SHORT TASK:
Give all of the lines again, with nothing added or dropped.

[Data entries for graphics]
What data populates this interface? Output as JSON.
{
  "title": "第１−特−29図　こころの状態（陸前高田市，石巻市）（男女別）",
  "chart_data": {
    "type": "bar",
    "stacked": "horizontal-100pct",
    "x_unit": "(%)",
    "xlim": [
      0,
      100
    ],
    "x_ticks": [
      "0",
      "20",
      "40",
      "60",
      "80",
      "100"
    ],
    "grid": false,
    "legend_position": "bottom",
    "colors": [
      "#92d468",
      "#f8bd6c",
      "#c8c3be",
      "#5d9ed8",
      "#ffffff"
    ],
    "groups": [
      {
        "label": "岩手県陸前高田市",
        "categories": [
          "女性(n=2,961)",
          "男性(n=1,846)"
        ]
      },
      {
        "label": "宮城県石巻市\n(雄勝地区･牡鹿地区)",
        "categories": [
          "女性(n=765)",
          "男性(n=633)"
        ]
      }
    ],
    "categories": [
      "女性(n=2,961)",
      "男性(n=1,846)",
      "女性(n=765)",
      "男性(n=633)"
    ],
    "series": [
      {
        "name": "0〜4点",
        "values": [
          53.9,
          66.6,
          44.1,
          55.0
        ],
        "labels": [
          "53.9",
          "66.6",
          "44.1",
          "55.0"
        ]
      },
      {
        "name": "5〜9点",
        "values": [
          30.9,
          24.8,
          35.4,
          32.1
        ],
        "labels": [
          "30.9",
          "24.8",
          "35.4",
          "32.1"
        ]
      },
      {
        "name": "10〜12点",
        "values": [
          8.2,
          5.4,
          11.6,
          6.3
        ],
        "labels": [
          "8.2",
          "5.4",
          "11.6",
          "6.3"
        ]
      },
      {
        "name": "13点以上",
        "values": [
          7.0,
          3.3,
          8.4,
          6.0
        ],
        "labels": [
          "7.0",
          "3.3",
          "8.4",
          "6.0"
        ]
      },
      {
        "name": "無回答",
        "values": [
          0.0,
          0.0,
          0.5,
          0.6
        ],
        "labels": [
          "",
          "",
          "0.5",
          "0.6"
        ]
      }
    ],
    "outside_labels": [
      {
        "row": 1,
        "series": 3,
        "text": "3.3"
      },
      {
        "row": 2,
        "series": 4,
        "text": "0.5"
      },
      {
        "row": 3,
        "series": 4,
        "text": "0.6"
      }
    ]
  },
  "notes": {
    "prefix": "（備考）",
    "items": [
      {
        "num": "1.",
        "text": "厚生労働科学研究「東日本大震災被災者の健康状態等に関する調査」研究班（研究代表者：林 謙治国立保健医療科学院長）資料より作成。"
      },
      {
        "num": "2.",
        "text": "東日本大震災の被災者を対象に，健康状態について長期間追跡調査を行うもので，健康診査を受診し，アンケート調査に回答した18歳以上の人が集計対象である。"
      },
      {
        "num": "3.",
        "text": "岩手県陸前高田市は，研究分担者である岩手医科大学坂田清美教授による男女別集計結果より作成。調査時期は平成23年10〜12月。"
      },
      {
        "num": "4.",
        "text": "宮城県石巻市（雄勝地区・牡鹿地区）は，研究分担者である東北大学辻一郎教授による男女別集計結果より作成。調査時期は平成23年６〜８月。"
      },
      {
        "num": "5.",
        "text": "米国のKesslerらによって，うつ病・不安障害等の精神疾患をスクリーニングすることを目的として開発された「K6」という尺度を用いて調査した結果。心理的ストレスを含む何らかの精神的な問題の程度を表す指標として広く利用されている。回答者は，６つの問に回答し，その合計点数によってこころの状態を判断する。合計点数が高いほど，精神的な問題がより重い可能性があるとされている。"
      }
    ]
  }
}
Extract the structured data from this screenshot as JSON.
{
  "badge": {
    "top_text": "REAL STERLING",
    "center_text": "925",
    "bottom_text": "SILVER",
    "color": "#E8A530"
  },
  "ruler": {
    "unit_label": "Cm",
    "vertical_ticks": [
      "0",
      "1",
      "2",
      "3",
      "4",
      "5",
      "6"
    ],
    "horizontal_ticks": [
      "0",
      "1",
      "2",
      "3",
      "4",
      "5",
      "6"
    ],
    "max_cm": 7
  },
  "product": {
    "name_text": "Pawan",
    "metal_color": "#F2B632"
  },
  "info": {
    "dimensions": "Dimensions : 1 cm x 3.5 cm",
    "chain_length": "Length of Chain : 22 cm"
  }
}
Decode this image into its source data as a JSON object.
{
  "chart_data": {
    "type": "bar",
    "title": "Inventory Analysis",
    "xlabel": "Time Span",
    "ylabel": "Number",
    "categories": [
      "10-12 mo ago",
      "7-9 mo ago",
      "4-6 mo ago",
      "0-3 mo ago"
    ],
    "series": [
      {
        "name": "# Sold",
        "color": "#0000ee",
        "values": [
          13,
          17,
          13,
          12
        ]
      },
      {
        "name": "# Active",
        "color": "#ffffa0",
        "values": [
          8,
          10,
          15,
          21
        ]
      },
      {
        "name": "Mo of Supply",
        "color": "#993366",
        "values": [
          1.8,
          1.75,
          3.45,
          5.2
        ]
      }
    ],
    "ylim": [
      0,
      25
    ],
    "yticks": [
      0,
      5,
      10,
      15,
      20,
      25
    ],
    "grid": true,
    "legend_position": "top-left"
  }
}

TASK RESULT:
What data populates this interface? Output as JSON.
{
  "title": "第１−特−29図　こころの状態（陸前高田市，石巻市）（男女別）",
  "chart_data": {
    "type": "bar",
    "stacked": "horizontal-100pct",
    "x_unit": "(%)",
    "xlim": [
      0,
      100
    ],
    "x_ticks": [
      "0",
      "20",
      "40",
      "60",
      "80",
      "100"
    ],
    "grid": false,
    "legend_position": "bottom",
    "colors": [
      "#92d468",
      "#f8bd6c",
      "#c8c3be",
      "#5d9ed8",
      "#ffffff"
    ],
    "groups": [
      {
        "label": "岩手県陸前高田市",
        "categories": [
          "女性(n=2,961)",
          "男性(n=1,846)"
        ]
      },
      {
        "label": "宮城県石巻市\n(雄勝地区･牡鹿地区)",
        "categories": [
          "女性(n=765)",
          "男性(n=633)"
        ]
      }
    ],
    "categories": [
      "女性(n=2,961)",
      "男性(n=1,846)",
      "女性(n=765)",
      "男性(n=633)"
    ],
    "series": [
      {
        "name": "0〜4点",
        "values": [
          53.9,
          66.6,
          44.1,
          55.0
        ],
        "labels": [
          "53.9",
          "66.6",
          "44.1",
          "55.0"
        ]
      },
      {
        "name": "5〜9点",
        "values": [
          30.9,
          24.8,
          35.4,
          32.1
        ],
        "labels": [
          "30.9",
          "24.8",
          "35.4",
          "32.1"
        ]
      },
      {
        "name": "10〜12点",
        "values": [
          8.2,
          5.4,
          11.6,
          6.3
        ],
        "labels": [
          "8.2",
          "5.4",
          "11.6",
          "6.3"
        ]
      },
      {
        "name": "13点以上",
        "values": [
          7.0,
          3.3,
          8.4,
          6.0
        ],
        "labels": [
          "7.0",
          "3.3",
          "8.4",
          "6.0"
        ]
      },
      {
        "name": "無回答",
        "values": [
          0.0,
          0.0,
          0.5,
          0.6
        ],
        "labels": [
          "",
          "",
          "0.5",
          "0.6"
        ]
      }
    ],
    "outside_labels": [
      {
        "row": 1,
        "series": 3,
        "text": "3.3"
      },
      {
        "row": 2,
        "series": 4,
        "text": "0.5"
      },
      {
        "row": 3,
        "series": 4,
        "text": "0.6"
      }
    ]
  },
  "notes": {
    "prefix": "（備考）",
    "items": [
      {
        "num": "1.",
        "text": "厚生労働科学研究「東日本大震災被災者の健康状態等に関する調査」研究班（研究代表者：林 謙治国立保健医療科学院長）資料より作成。"
      },
      {
        "num": "2.",
        "text": "東日本大震災の被災者を対象に，健康状態について長期間追跡調査を行うもので，健康診査を受診し，アンケート調査に回答した18歳以上の人が集計対象である。"
      },
      {
        "num": "3.",
        "text": "岩手県陸前高田市は，研究分担者である岩手医科大学坂田清美教授による男女別集計結果より作成。調査時期は平成23年10〜12月。"
      },
      {
        "num": "4.",
        "text": "宮城県石巻市（雄勝地区・牡鹿地区）は，研究分担者である東北大学辻一郎教授による男女別集計結果より作成。調査時期は平成23年６〜８月。"
      },
      {
        "num": "5.",
        "text": "米国のKesslerらによって，うつ病・不安障害等の精神疾患をスクリーニングすることを目的として開発された「K6」という尺度を用いて調査した結果。心理的ストレスを含む何らかの精神的な問題の程度を表す指標として広く利用されている。回答者は，６つの問に回答し，その合計点数によってこころの状態を判断する。合計点数が高いほど，精神的な問題がより重い可能性があるとされている。"
      }
    ]
  }
}
Extract the structured data from this screenshot as JSON.
{
  "badge": {
    "top_text": "REAL STERLING",
    "center_text": "925",
    "bottom_text": "SILVER",
    "color": "#E8A530"
  },
  "ruler": {
    "unit_label": "Cm",
    "vertical_ticks": [
      "0",
      "1",
      "2",
      "3",
      "4",
      "5",
      "6"
    ],
    "horizontal_ticks": [
      "0",
      "1",
      "2",
      "3",
      "4",
      "5",
      "6"
    ],
    "max_cm": 7
  },
  "product": {
    "name_text": "Pawan",
    "metal_color": "#F2B632"
  },
  "info": {
    "dimensions": "Dimensions : 1 cm x 3.5 cm",
    "chain_length": "Length of Chain : 22 cm"
  }
}
Decode this image into its source data as a JSON object.
{
  "chart_data": {
    "type": "bar",
    "title": "Inventory Analysis",
    "xlabel": "Time Span",
    "ylabel": "Number",
    "categories": [
      "10-12 mo ago",
      "7-9 mo ago",
      "4-6 mo ago",
      "0-3 mo ago"
    ],
    "series": [
      {
        "name": "# Sold",
        "color": "#0000ee",
        "values": [
          13,
          17,
          13,
          12
        ]
      },
      {
        "name": "# Active",
        "color": "#ffffa0",
        "values": [
          8,
          10,
          15,
          21
        ]
      },
      {
        "name": "Mo of Supply",
        "color": "#993366",
        "values": [
          1.8,
          1.75,
          3.45,
          5.2
        ]
      }
    ],
    "ylim": [
      0,
      25
    ],
    "yticks": [
      0,
      5,
      10,
      15,
      20,
      25
    ],
    "grid": true,
    "legend_position": "top-left"
  }
}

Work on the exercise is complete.